(Dataset items):
** START **
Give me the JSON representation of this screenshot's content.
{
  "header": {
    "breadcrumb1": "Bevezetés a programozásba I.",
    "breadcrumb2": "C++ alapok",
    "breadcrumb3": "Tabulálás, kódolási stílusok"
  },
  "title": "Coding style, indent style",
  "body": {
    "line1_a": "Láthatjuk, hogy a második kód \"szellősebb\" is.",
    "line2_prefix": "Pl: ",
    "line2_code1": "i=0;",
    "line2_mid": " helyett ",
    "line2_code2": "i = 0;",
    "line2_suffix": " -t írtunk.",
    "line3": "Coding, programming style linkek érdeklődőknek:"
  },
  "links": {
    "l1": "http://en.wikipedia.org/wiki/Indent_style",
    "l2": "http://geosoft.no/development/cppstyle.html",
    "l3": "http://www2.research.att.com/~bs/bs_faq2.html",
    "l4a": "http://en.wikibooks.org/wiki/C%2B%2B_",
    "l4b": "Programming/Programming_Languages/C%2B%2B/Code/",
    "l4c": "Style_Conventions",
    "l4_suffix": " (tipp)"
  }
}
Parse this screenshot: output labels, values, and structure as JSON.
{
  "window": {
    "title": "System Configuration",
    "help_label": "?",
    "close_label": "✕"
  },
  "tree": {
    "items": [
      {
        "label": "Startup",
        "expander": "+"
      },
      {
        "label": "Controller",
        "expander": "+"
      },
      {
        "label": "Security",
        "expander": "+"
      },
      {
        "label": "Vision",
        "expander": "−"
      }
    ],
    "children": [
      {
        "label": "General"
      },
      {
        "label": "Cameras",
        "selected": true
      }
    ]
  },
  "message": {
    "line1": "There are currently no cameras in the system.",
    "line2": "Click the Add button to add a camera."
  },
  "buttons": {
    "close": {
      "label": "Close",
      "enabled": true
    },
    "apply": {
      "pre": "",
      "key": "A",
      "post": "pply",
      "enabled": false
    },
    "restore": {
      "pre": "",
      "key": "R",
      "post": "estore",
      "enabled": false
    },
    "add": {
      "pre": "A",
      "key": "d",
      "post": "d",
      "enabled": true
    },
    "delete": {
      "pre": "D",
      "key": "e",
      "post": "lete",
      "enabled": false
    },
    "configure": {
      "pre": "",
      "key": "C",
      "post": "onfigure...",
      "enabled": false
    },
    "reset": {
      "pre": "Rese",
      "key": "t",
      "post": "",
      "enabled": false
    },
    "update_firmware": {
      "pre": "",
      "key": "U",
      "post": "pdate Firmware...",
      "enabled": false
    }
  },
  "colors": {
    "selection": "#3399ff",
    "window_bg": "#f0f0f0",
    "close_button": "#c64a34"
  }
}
** END **
(Exercise brief): Reproduce all the data word for word.

(Final result):
Give me the JSON representation of this screenshot's content.
{
  "header": {
    "breadcrumb1": "Bevezetés a programozásba I.",
    "breadcrumb2": "C++ alapok",
    "breadcrumb3": "Tabulálás, kódolási stílusok"
  },
  "title": "Coding style, indent style",
  "body": {
    "line1_a": "Láthatjuk, hogy a második kód \"szellősebb\" is.",
    "line2_prefix": "Pl: ",
    "line2_code1": "i=0;",
    "line2_mid": " helyett ",
    "line2_code2": "i = 0;",
    "line2_suffix": " -t írtunk.",
    "line3": "Coding, programming style linkek érdeklődőknek:"
  },
  "links": {
    "l1": "http://en.wikipedia.org/wiki/Indent_style",
    "l2": "http://geosoft.no/development/cppstyle.html",
    "l3": "http://www2.research.att.com/~bs/bs_faq2.html",
    "l4a": "http://en.wikibooks.org/wiki/C%2B%2B_",
    "l4b": "Programming/Programming_Languages/C%2B%2B/Code/",
    "l4c": "Style_Conventions",
    "l4_suffix": " (tipp)"
  }
}
Parse this screenshot: output labels, values, and structure as JSON.
{
  "window": {
    "title": "System Configuration",
    "help_label": "?",
    "close_label": "✕"
  },
  "tree": {
    "items": [
      {
        "label": "Startup",
        "expander": "+"
      },
      {
        "label": "Controller",
        "expander": "+"
      },
      {
        "label": "Security",
        "expander": "+"
      },
      {
        "label": "Vision",
        "expander": "−"
      }
    ],
    "children": [
      {
        "label": "General"
      },
      {
        "label": "Cameras",
        "selected": true
      }
    ]
  },
  "message": {
    "line1": "There are currently no cameras in the system.",
    "line2": "Click the Add button to add a camera."
  },
  "buttons": {
    "close": {
      "label": "Close",
      "enabled": true
    },
    "apply": {
      "pre": "",
      "key": "A",
      "post": "pply",
      "enabled": false
    },
    "restore": {
      "pre": "",
      "key": "R",
      "post": "estore",
      "enabled": false
    },
    "add": {
      "pre": "A",
      "key": "d",
      "post": "d",
      "enabled": true
    },
    "delete": {
      "pre": "D",
      "key": "e",
      "post": "lete",
      "enabled": false
    },
    "configure": {
      "pre": "",
      "key": "C",
      "post": "onfigure...",
      "enabled": false
    },
    "reset": {
      "pre": "Rese",
      "key": "t",
      "post": "",
      "enabled": false
    },
    "update_firmware": {
      "pre": "",
      "key": "U",
      "post": "pdate Firmware...",
      "enabled": false
    }
  },
  "colors": {
    "selection": "#3399ff",
    "window_bg": "#f0f0f0",
    "close_button": "#c64a34"
  }
}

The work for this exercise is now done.